WHAT NEEDS TO BE DONE -
Please render the items below as a Markdown table with two columns, Row and Line, giving each nonblank line its own numbered row and leaving out the blank lines.

EXCERPTED DATA -

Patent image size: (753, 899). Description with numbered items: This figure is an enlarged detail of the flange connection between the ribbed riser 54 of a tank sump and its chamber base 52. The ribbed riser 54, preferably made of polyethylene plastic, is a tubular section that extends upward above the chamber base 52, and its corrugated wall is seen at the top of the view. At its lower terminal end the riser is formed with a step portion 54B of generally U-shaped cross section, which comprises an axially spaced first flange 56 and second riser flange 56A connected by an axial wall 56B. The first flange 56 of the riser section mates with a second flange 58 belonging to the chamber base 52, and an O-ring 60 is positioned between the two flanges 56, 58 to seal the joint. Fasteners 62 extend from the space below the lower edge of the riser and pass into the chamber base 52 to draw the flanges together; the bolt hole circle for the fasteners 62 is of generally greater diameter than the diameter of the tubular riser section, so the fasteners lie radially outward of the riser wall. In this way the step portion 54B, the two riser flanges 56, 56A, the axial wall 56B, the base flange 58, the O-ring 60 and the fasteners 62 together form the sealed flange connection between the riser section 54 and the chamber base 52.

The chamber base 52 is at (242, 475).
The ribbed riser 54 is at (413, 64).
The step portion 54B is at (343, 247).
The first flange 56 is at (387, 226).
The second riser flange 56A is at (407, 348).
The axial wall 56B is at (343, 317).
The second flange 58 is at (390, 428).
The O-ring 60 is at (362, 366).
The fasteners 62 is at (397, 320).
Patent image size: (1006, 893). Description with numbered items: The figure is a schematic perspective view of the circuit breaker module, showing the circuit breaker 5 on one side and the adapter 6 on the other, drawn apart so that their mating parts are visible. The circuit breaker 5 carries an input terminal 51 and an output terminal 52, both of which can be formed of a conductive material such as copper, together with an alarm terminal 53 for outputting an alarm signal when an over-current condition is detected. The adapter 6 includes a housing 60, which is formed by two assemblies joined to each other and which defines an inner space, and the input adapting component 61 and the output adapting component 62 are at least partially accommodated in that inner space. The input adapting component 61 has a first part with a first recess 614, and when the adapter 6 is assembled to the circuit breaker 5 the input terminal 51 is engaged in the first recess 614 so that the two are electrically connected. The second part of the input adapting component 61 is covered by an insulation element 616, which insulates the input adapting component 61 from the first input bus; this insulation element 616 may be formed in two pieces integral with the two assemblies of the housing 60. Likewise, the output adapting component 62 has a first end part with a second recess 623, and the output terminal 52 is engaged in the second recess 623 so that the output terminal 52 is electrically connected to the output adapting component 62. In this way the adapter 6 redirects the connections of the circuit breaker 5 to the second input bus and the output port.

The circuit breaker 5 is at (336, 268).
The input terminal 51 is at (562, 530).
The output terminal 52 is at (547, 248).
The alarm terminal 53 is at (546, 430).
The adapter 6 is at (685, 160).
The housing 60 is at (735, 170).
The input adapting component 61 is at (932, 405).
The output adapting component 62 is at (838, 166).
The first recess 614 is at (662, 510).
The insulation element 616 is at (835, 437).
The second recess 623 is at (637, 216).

OUTPUT -
| Row | Line |
|---|---|
| 1 | Patent image size: (753, 899). Description with numbered items: This figure is an enlarged detail of the flange connection between the ribbed riser 54 of a tank sump and its chamber base 52. The ribbed riser 54, preferably made of polyethylene plastic, is a tubular section that extends upward above the chamber base 52, and its corrugated wall is seen at the top of the view. At its lower terminal end the riser is formed with a step portion 54B of generally U-shaped cross section, which comprises an axially spaced first flange 56 and second riser flange 56A connected by an axial wall 56B. The first flange 56 of the riser section mates with a second flange 58 belonging to the chamber base 52, and an O-ring 60 is positioned between the two flanges 56, 58 to seal the joint. Fasteners 62 extend from the space below the lower edge of the riser and pass into the chamber base 52 to draw the flanges together; the bolt hole circle for the fasteners 62 is of generally greater diameter than the diameter of the tubular riser section, so the fasteners lie radially outward of the riser wall. In this way the step portion 54B, the two riser flanges 56, 56A, the axial wall 56B, the base flange 58, the O-ring 60 and the fasteners 62 together form the sealed flange connection between the riser section 54 and the chamber base 52. |
| 2 | The chamber base 52 is at (242, 475). |
| 3 | The ribbed riser 54 is at (413, 64). |
| 4 | The step portion 54B is at (343, 247). |
| 5 | The first flange 56 is at (387, 226). |
| 6 | The second riser flange 56A is at (407, 348). |
| 7 | The axial wall 56B is at (343, 317). |
| 8 | The second flange 58 is at (390, 428). |
| 9 | The O-ring 60 is at (362, 366). |
| 10 | The fasteners 62 is at (397, 320). |
| 11 | Patent image size: (1006, 893). Description with numbered items: The figure is a schematic perspective view of the circuit breaker module, showing the circuit breaker 5 on one side and the adapter 6 on the other, drawn apart so that their mating parts are visible. The circuit breaker 5 carries an input terminal 51 and an output terminal 52, both of which can be formed of a conductive material such as copper, together with an alarm terminal 53 for outputting an alarm signal when an over-current condition is detected. The adapter 6 includes a housing 60, which is formed by two assemblies joined to each other and which defines an inner space, and the input adapting component 61 and the output adapting component 62 are at least partially accommodated in that inner space. The input adapting component 61 has a first part with a first recess 614, and when the adapter 6 is assembled to the circuit breaker 5 the input terminal 51 is engaged in the first recess 614 so that the two are electrically connected. The second part of the input adapting component 61 is covered by an insulation element 616, which insulates the input adapting component 61 from the first input bus; this insulation element 616 may be formed in two pieces integral with the two assemblies of the housing 60. Likewise, the output adapting component 62 has a first end part with a second recess 623, and the output terminal 52 is engaged in the second recess 623 so that the output terminal 52 is electrically connected to the output adapting component 62. In this way the adapter 6 redirects the connections of the circuit breaker 5 to the second input bus and the output port. |
| 12 | The circuit breaker 5 is at (336, 268). |
| 13 | The input terminal 51 is at (562, 530). |
| 14 | The output terminal 52 is at (547, 248). |
| 15 | The alarm terminal 53 is at (546, 430). |
| 16 | The adapter 6 is at (685, 160). |
| 17 | The housing 60 is at (735, 170). |
| 18 | The input adapting component 61 is at (932, 405). |
| 19 | The output adapting component 62 is at (838, 166). |
| 20 | The first recess 614 is at (662, 510). |
| 21 | The insulation element 616 is at (835, 437). |
| 22 | The second recess 623 is at (637, 216). |